=== Task statement ===
All of the material should be reproduced exactly, with pictures left out.

=== Entries from a dataset ===
________________

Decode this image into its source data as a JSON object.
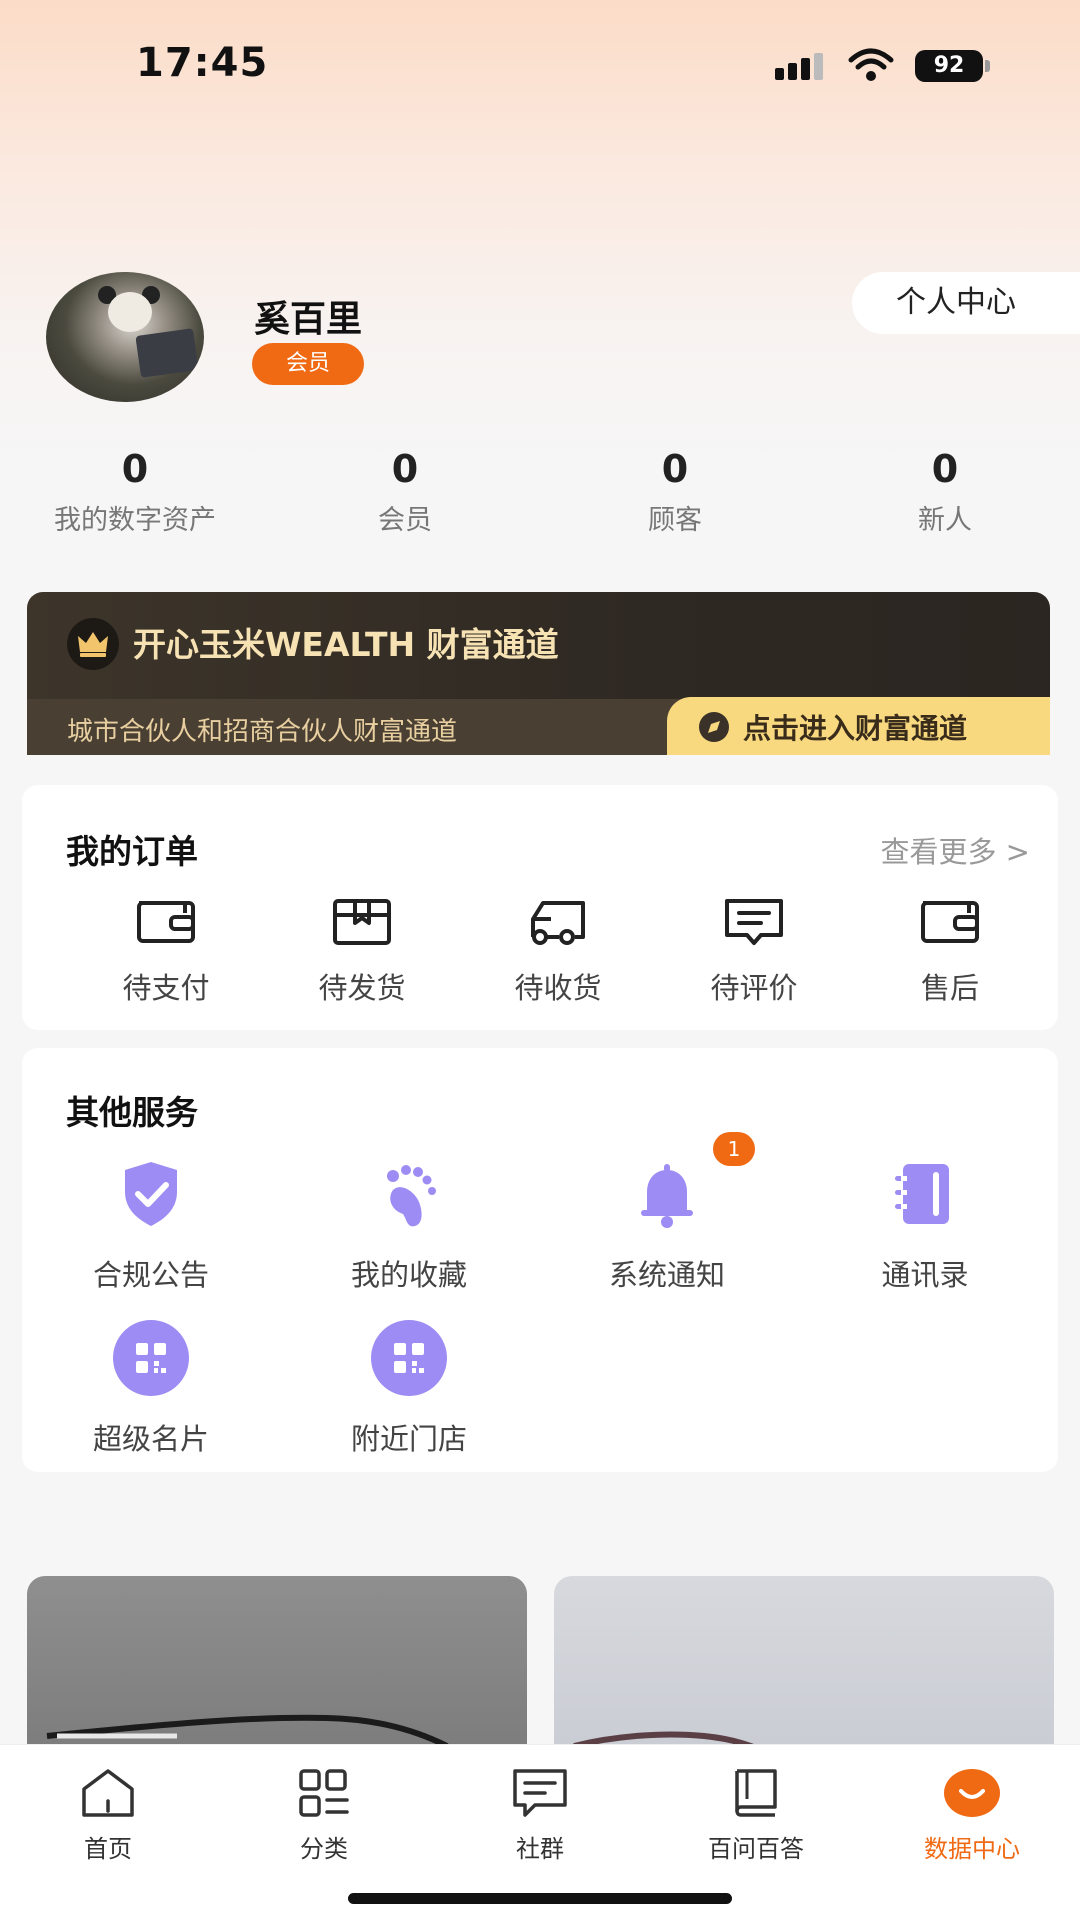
{
  "status_bar": {
    "time": "17:45",
    "battery": "92"
  },
  "profile": {
    "name": "奚百里",
    "member_badge": "会员",
    "personal_center": "个人中心"
  },
  "stats": [
    {
      "value": "0",
      "label": "我的数字资产"
    },
    {
      "value": "0",
      "label": "会员"
    },
    {
      "value": "0",
      "label": "顾客"
    },
    {
      "value": "0",
      "label": "新人"
    }
  ],
  "wealth": {
    "title": "开心玉米WEALTH 财富通道",
    "subtitle": "城市合伙人和招商合伙人财富通道",
    "enter_label": "点击进入财富通道"
  },
  "orders": {
    "title": "我的订单",
    "more": "查看更多 >",
    "items": [
      {
        "label": "待支付",
        "icon": "wallet-icon"
      },
      {
        "label": "待发货",
        "icon": "package-icon"
      },
      {
        "label": "待收货",
        "icon": "truck-icon"
      },
      {
        "label": "待评价",
        "icon": "comment-icon"
      },
      {
        "label": "售后",
        "icon": "wallet-icon"
      }
    ]
  },
  "services": {
    "title": "其他服务",
    "items": [
      {
        "label": "合规公告",
        "icon": "shield-check-icon"
      },
      {
        "label": "我的收藏",
        "icon": "footprint-icon"
      },
      {
        "label": "系统通知",
        "icon": "bell-icon",
        "badge": "1"
      },
      {
        "label": "通讯录",
        "icon": "contacts-book-icon"
      },
      {
        "label": "超级名片",
        "icon": "qr-code-icon"
      },
      {
        "label": "附近门店",
        "icon": "qr-code-icon"
      }
    ]
  },
  "tabbar": [
    {
      "label": "首页",
      "icon": "home-icon"
    },
    {
      "label": "分类",
      "icon": "grid-icon"
    },
    {
      "label": "社群",
      "icon": "chat-icon"
    },
    {
      "label": "百问百答",
      "icon": "book-icon"
    },
    {
      "label": "数据中心",
      "icon": "smile-icon",
      "active": true
    }
  ],
  "colors": {
    "accent": "#f06a14",
    "service_purple": "#9d8cf3",
    "gold": "#f8d97f"
  }
}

________________

=== The output ===
Decode this image into its source data as a JSON object.
{
  "status_bar": {
    "time": "17:45",
    "battery": "92"
  },
  "profile": {
    "name": "奚百里",
    "member_badge": "会员",
    "personal_center": "个人中心"
  },
  "stats": [
    {
      "value": "0",
      "label": "我的数字资产"
    },
    {
      "value": "0",
      "label": "会员"
    },
    {
      "value": "0",
      "label": "顾客"
    },
    {
      "value": "0",
      "label": "新人"
    }
  ],
  "wealth": {
    "title": "开心玉米WEALTH 财富通道",
    "subtitle": "城市合伙人和招商合伙人财富通道",
    "enter_label": "点击进入财富通道"
  },
  "orders": {
    "title": "我的订单",
    "more": "查看更多 >",
    "items": [
      {
        "label": "待支付",
        "icon": "wallet-icon"
      },
      {
        "label": "待发货",
        "icon": "package-icon"
      },
      {
        "label": "待收货",
        "icon": "truck-icon"
      },
      {
        "label": "待评价",
        "icon": "comment-icon"
      },
      {
        "label": "售后",
        "icon": "wallet-icon"
      }
    ]
  },
  "services": {
    "title": "其他服务",
    "items": [
      {
        "label": "合规公告",
        "icon": "shield-check-icon"
      },
      {
        "label": "我的收藏",
        "icon": "footprint-icon"
      },
      {
        "label": "系统通知",
        "icon": "bell-icon",
        "badge": "1"
      },
      {
        "label": "通讯录",
        "icon": "contacts-book-icon"
      },
      {
        "label": "超级名片",
        "icon": "qr-code-icon"
      },
      {
        "label": "附近门店",
        "icon": "qr-code-icon"
      }
    ]
  },
  "tabbar": [
    {
      "label": "首页",
      "icon": "home-icon"
    },
    {
      "label": "分类",
      "icon": "grid-icon"
    },
    {
      "label": "社群",
      "icon": "chat-icon"
    },
    {
      "label": "百问百答",
      "icon": "book-icon"
    },
    {
      "label": "数据中心",
      "icon": "smile-icon",
      "active": true
    }
  ],
  "colors": {
    "accent": "#f06a14",
    "service_purple": "#9d8cf3",
    "gold": "#f8d97f"
  }
}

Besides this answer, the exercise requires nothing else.